- [Records]
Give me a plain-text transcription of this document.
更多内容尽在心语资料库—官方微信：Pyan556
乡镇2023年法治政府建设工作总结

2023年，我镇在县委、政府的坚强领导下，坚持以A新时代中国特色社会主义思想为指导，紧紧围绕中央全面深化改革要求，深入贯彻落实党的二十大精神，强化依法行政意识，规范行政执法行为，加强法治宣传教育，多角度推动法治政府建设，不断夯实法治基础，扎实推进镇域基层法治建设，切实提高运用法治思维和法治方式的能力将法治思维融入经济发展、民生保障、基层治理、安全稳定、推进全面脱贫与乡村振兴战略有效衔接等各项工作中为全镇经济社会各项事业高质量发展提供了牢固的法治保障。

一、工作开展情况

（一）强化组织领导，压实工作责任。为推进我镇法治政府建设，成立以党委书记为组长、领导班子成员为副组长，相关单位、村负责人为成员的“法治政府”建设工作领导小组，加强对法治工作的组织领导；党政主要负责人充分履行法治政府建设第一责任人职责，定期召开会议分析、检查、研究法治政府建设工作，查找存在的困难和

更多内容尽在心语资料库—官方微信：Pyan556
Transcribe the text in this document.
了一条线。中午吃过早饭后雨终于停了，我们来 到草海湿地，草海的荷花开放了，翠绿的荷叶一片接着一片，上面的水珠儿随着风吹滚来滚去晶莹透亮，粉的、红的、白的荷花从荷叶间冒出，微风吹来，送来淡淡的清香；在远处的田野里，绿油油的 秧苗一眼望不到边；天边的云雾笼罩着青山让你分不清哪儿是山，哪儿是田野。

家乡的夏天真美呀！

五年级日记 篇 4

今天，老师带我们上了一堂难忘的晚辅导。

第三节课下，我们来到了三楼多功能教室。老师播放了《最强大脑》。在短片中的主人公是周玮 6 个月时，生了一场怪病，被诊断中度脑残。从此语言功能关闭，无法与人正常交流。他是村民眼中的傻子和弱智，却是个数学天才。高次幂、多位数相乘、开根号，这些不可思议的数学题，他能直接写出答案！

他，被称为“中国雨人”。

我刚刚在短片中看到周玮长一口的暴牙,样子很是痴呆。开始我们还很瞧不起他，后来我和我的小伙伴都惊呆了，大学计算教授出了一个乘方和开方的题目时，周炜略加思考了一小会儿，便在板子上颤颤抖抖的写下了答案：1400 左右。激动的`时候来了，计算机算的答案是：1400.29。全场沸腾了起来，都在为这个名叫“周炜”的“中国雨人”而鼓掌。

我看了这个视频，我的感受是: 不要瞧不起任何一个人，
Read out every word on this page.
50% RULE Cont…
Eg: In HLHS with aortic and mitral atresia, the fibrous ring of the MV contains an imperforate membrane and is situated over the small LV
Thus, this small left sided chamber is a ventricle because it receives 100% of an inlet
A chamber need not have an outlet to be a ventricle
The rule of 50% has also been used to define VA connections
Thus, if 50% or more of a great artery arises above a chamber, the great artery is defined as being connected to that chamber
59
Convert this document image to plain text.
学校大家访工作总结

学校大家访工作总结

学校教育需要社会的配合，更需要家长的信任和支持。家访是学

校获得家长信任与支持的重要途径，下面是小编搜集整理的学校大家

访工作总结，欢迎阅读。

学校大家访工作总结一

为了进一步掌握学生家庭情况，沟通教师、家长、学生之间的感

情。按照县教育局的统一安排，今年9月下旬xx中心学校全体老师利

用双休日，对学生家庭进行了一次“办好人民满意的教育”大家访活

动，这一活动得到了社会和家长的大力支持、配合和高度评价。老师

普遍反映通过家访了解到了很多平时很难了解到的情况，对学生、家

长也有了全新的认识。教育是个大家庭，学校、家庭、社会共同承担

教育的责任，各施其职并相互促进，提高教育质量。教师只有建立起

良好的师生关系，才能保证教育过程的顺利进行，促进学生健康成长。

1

- [What you will do] What are the lines from the one with "Transcribe the text in this document." through the last line of the records above? Quote them exactly and add nothing.

- [Answer]
Transcribe the text in this document.
了一条线。中午吃过早饭后雨终于停了，我们来 到草海湿地，草海的荷花开放了，翠绿的荷叶一片接着一片，上面的水珠儿随着风吹滚来滚去晶莹透亮，粉的、红的、白的荷花从荷叶间冒出，微风吹来，送来淡淡的清香；在远处的田野里，绿油油的 秧苗一眼望不到边；天边的云雾笼罩着青山让你分不清哪儿是山，哪儿是田野。

家乡的夏天真美呀！

五年级日记 篇 4

今天，老师带我们上了一堂难忘的晚辅导。

第三节课下，我们来到了三楼多功能教室。老师播放了《最强大脑》。在短片中的主人公是周玮 6 个月时，生了一场怪病，被诊断中度脑残。从此语言功能关闭，无法与人正常交流。他是村民眼中的傻子和弱智，却是个数学天才。高次幂、多位数相乘、开根号，这些不可思议的数学题，他能直接写出答案！

他，被称为“中国雨人”。

我刚刚在短片中看到周玮长一口的暴牙,样子很是痴呆。开始我们还很瞧不起他，后来我和我的小伙伴都惊呆了，大学计算教授出了一个乘方和开方的题目时，周炜略加思考了一小会儿，便在板子上颤颤抖抖的写下了答案：1400 左右。激动的`时候来了，计算机算的答案是：1400.29。全场沸腾了起来，都在为这个名叫“周炜”的“中国雨人”而鼓掌。

我看了这个视频，我的感受是: 不要瞧不起任何一个人，
Read out every word on this page.
50% RULE Cont…
Eg: In HLHS with aortic and mitral atresia, the fibrous ring of the MV contains an imperforate membrane and is situated over the small LV
Thus, this small left sided chamber is a ventricle because it receives 100% of an inlet
A chamber need not have an outlet to be a ventricle
The rule of 50% has also been used to define VA connections
Thus, if 50% or more of a great artery arises above a chamber, the great artery is defined as being connected to that chamber
59
Convert this document image to plain text.
学校大家访工作总结

学校大家访工作总结

学校教育需要社会的配合，更需要家长的信任和支持。家访是学

校获得家长信任与支持的重要途径，下面是小编搜集整理的学校大家

访工作总结，欢迎阅读。

学校大家访工作总结一

为了进一步掌握学生家庭情况，沟通教师、家长、学生之间的感

情。按照县教育局的统一安排，今年9月下旬xx中心学校全体老师利

用双休日，对学生家庭进行了一次“办好人民满意的教育”大家访活

动，这一活动得到了社会和家长的大力支持、配合和高度评价。老师

普遍反映通过家访了解到了很多平时很难了解到的情况，对学生、家

长也有了全新的认识。教育是个大家庭，学校、家庭、社会共同承担

教育的责任，各施其职并相互促进，提高教育质量。教师只有建立起

良好的师生关系，才能保证教育过程的顺利进行，促进学生健康成长。

1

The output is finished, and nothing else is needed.